» **Data extract**:
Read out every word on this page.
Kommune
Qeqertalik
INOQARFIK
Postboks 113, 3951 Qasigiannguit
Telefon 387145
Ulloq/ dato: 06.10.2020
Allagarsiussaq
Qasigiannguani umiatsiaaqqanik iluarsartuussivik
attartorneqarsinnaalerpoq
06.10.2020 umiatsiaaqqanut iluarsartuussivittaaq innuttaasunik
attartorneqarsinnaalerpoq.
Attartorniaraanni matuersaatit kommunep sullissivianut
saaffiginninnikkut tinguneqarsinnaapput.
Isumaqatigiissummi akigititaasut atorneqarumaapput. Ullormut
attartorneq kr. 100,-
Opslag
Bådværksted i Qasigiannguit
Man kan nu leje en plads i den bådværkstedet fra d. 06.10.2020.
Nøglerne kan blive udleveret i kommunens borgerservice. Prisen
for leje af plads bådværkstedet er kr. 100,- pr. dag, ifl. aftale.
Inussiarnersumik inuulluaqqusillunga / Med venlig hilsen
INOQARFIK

» **Task**:
Reproduce each line of the material above precisely.

» **Answer to the exercise**:
Read out every word on this page.
Kommune
Qeqertalik
INOQARFIK
Postboks 113, 3951 Qasigiannguit
Telefon 387145
Ulloq/ dato: 06.10.2020
Allagarsiussaq
Qasigiannguani umiatsiaaqqanik iluarsartuussivik
attartorneqarsinnaalerpoq
06.10.2020 umiatsiaaqqanut iluarsartuussivittaaq innuttaasunik
attartorneqarsinnaalerpoq.
Attartorniaraanni matuersaatit kommunep sullissivianut
saaffiginninnikkut tinguneqarsinnaapput.
Isumaqatigiissummi akigititaasut atorneqarumaapput. Ullormut
attartorneq kr. 100,-
Opslag
Bådværksted i Qasigiannguit
Man kan nu leje en plads i den bådværkstedet fra d. 06.10.2020.
Nøglerne kan blive udleveret i kommunens borgerservice. Prisen
for leje af plads bådværkstedet er kr. 100,- pr. dag, ifl. aftale.
Inussiarnersumik inuulluaqqusillunga / Med venlig hilsen
INOQARFIK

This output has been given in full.